### Exercise brief
Please print the full listing exactly.

### Entries shown
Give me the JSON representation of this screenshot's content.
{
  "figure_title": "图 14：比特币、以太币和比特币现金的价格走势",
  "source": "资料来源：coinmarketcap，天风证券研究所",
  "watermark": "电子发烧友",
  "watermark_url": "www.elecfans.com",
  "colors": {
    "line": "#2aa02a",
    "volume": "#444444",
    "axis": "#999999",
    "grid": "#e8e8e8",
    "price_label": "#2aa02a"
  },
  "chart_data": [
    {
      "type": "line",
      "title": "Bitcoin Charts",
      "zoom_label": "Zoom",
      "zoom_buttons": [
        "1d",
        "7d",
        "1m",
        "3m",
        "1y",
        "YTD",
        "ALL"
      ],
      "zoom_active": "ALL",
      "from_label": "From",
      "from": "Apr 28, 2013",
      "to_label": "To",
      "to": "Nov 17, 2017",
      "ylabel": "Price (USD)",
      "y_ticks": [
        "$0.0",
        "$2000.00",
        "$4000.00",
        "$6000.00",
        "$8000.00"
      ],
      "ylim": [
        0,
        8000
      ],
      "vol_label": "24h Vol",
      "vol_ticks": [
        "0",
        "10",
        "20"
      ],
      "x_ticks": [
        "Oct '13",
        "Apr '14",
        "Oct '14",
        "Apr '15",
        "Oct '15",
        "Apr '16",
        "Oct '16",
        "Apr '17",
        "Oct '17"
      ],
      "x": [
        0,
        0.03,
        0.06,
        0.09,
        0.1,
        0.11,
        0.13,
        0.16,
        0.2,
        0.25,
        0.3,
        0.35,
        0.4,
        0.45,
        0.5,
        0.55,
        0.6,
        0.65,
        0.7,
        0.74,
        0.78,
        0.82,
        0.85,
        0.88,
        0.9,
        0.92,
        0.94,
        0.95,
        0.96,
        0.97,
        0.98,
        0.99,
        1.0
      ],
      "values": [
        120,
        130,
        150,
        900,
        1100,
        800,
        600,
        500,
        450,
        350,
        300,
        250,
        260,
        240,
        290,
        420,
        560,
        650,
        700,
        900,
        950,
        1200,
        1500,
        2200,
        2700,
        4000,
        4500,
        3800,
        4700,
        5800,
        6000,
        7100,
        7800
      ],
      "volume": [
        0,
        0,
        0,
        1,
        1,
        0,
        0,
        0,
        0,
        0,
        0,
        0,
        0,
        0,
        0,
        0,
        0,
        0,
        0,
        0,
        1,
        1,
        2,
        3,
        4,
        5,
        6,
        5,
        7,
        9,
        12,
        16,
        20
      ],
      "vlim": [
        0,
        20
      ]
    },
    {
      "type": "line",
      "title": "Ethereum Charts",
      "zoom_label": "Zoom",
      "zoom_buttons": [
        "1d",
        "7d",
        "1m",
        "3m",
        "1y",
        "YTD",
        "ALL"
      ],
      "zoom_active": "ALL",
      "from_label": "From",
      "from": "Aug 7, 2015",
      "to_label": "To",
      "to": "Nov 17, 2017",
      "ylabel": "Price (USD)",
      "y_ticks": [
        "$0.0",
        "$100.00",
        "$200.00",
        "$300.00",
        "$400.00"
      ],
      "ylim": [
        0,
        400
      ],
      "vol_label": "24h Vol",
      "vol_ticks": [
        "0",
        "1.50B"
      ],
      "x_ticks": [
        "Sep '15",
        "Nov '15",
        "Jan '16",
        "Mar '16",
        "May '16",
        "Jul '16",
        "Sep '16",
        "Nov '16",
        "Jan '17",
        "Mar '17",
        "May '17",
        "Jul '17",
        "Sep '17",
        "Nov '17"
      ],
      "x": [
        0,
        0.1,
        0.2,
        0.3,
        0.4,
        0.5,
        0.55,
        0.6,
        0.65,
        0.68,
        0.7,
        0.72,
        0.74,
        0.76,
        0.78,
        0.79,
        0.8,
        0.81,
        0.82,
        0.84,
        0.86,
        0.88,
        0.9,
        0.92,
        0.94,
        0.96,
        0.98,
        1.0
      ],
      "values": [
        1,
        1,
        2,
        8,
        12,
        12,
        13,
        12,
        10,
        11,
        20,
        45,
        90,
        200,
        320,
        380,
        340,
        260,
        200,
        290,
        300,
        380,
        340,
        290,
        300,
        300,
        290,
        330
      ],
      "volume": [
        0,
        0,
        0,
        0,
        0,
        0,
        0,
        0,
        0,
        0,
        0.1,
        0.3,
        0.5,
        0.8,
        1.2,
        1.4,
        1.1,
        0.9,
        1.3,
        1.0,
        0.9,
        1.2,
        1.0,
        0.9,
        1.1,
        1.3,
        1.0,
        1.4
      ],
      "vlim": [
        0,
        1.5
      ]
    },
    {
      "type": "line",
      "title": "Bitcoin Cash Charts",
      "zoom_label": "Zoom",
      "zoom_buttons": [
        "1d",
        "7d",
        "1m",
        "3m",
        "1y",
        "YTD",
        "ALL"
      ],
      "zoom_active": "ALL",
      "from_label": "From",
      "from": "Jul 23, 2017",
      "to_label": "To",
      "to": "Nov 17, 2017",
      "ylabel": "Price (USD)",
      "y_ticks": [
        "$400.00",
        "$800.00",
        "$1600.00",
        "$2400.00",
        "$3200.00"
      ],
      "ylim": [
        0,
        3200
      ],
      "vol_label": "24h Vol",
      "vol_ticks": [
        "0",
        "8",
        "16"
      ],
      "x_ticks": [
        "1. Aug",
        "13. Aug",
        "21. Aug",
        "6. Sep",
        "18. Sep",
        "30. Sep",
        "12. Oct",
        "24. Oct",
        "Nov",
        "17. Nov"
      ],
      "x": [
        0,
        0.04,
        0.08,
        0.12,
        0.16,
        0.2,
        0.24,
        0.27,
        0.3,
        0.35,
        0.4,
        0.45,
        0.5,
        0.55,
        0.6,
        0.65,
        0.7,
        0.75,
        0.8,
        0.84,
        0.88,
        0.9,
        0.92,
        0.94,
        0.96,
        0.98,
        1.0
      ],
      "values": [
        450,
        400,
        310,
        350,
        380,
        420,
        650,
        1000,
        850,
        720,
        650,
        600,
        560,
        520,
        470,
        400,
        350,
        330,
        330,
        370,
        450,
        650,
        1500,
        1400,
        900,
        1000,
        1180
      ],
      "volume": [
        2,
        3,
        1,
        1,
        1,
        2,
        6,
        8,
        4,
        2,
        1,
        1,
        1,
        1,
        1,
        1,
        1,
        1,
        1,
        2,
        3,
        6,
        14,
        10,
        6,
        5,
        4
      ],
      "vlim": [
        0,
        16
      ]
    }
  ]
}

### Reply to the task
Give me the JSON representation of this screenshot's content.
{
  "figure_title": "图 14：比特币、以太币和比特币现金的价格走势",
  "source": "资料来源：coinmarketcap，天风证券研究所",
  "watermark": "电子发烧友",
  "watermark_url": "www.elecfans.com",
  "colors": {
    "line": "#2aa02a",
    "volume": "#444444",
    "axis": "#999999",
    "grid": "#e8e8e8",
    "price_label": "#2aa02a"
  },
  "chart_data": [
    {
      "type": "line",
      "title": "Bitcoin Charts",
      "zoom_label": "Zoom",
      "zoom_buttons": [
        "1d",
        "7d",
        "1m",
        "3m",
        "1y",
        "YTD",
        "ALL"
      ],
      "zoom_active": "ALL",
      "from_label": "From",
      "from": "Apr 28, 2013",
      "to_label": "To",
      "to": "Nov 17, 2017",
      "ylabel": "Price (USD)",
      "y_ticks": [
        "$0.0",
        "$2000.00",
        "$4000.00",
        "$6000.00",
        "$8000.00"
      ],
      "ylim": [
        0,
        8000
      ],
      "vol_label": "24h Vol",
      "vol_ticks": [
        "0",
        "10",
        "20"
      ],
      "x_ticks": [
        "Oct '13",
        "Apr '14",
        "Oct '14",
        "Apr '15",
        "Oct '15",
        "Apr '16",
        "Oct '16",
        "Apr '17",
        "Oct '17"
      ],
      "x": [
        0,
        0.03,
        0.06,
        0.09,
        0.1,
        0.11,
        0.13,
        0.16,
        0.2,
        0.25,
        0.3,
        0.35,
        0.4,
        0.45,
        0.5,
        0.55,
        0.6,
        0.65,
        0.7,
        0.74,
        0.78,
        0.82,
        0.85,
        0.88,
        0.9,
        0.92,
        0.94,
        0.95,
        0.96,
        0.97,
        0.98,
        0.99,
        1.0
      ],
      "values": [
        120,
        130,
        150,
        900,
        1100,
        800,
        600,
        500,
        450,
        350,
        300,
        250,
        260,
        240,
        290,
        420,
        560,
        650,
        700,
        900,
        950,
        1200,
        1500,
        2200,
        2700,
        4000,
        4500,
        3800,
        4700,
        5800,
        6000,
        7100,
        7800
      ],
      "volume": [
        0,
        0,
        0,
        1,
        1,
        0,
        0,
        0,
        0,
        0,
        0,
        0,
        0,
        0,
        0,
        0,
        0,
        0,
        0,
        0,
        1,
        1,
        2,
        3,
        4,
        5,
        6,
        5,
        7,
        9,
        12,
        16,
        20
      ],
      "vlim": [
        0,
        20
      ]
    },
    {
      "type": "line",
      "title": "Ethereum Charts",
      "zoom_label": "Zoom",
      "zoom_buttons": [
        "1d",
        "7d",
        "1m",
        "3m",
        "1y",
        "YTD",
        "ALL"
      ],
      "zoom_active": "ALL",
      "from_label": "From",
      "from": "Aug 7, 2015",
      "to_label": "To",
      "to": "Nov 17, 2017",
      "ylabel": "Price (USD)",
      "y_ticks": [
        "$0.0",
        "$100.00",
        "$200.00",
        "$300.00",
        "$400.00"
      ],
      "ylim": [
        0,
        400
      ],
      "vol_label": "24h Vol",
      "vol_ticks": [
        "0",
        "1.50B"
      ],
      "x_ticks": [
        "Sep '15",
        "Nov '15",
        "Jan '16",
        "Mar '16",
        "May '16",
        "Jul '16",
        "Sep '16",
        "Nov '16",
        "Jan '17",
        "Mar '17",
        "May '17",
        "Jul '17",
        "Sep '17",
        "Nov '17"
      ],
      "x": [
        0,
        0.1,
        0.2,
        0.3,
        0.4,
        0.5,
        0.55,
        0.6,
        0.65,
        0.68,
        0.7,
        0.72,
        0.74,
        0.76,
        0.78,
        0.79,
        0.8,
        0.81,
        0.82,
        0.84,
        0.86,
        0.88,
        0.9,
        0.92,
        0.94,
        0.96,
        0.98,
        1.0
      ],
      "values": [
        1,
        1,
        2,
        8,
        12,
        12,
        13,
        12,
        10,
        11,
        20,
        45,
        90,
        200,
        320,
        380,
        340,
        260,
        200,
        290,
        300,
        380,
        340,
        290,
        300,
        300,
        290,
        330
      ],
      "volume": [
        0,
        0,
        0,
        0,
        0,
        0,
        0,
        0,
        0,
        0,
        0.1,
        0.3,
        0.5,
        0.8,
        1.2,
        1.4,
        1.1,
        0.9,
        1.3,
        1.0,
        0.9,
        1.2,
        1.0,
        0.9,
        1.1,
        1.3,
        1.0,
        1.4
      ],
      "vlim": [
        0,
        1.5
      ]
    },
    {
      "type": "line",
      "title": "Bitcoin Cash Charts",
      "zoom_label": "Zoom",
      "zoom_buttons": [
        "1d",
        "7d",
        "1m",
        "3m",
        "1y",
        "YTD",
        "ALL"
      ],
      "zoom_active": "ALL",
      "from_label": "From",
      "from": "Jul 23, 2017",
      "to_label": "To",
      "to": "Nov 17, 2017",
      "ylabel": "Price (USD)",
      "y_ticks": [
        "$400.00",
        "$800.00",
        "$1600.00",
        "$2400.00",
        "$3200.00"
      ],
      "ylim": [
        0,
        3200
      ],
      "vol_label": "24h Vol",
      "vol_ticks": [
        "0",
        "8",
        "16"
      ],
      "x_ticks": [
        "1. Aug",
        "13. Aug",
        "21. Aug",
        "6. Sep",
        "18. Sep",
        "30. Sep",
        "12. Oct",
        "24. Oct",
        "Nov",
        "17. Nov"
      ],
      "x": [
        0,
        0.04,
        0.08,
        0.12,
        0.16,
        0.2,
        0.24,
        0.27,
        0.3,
        0.35,
        0.4,
        0.45,
        0.5,
        0.55,
        0.6,
        0.65,
        0.7,
        0.75,
        0.8,
        0.84,
        0.88,
        0.9,
        0.92,
        0.94,
        0.96,
        0.98,
        1.0
      ],
      "values": [
        450,
        400,
        310,
        350,
        380,
        420,
        650,
        1000,
        850,
        720,
        650,
        600,
        560,
        520,
        470,
        400,
        350,
        330,
        330,
        370,
        450,
        650,
        1500,
        1400,
        900,
        1000,
        1180
      ],
      "volume": [
        2,
        3,
        1,
        1,
        1,
        2,
        6,
        8,
        4,
        2,
        1,
        1,
        1,
        1,
        1,
        1,
        1,
        1,
        1,
        2,
        3,
        6,
        14,
        10,
        6,
        5,
        4
      ],
      "vlim": [
        0,
        16
      ]
    }
  ]
}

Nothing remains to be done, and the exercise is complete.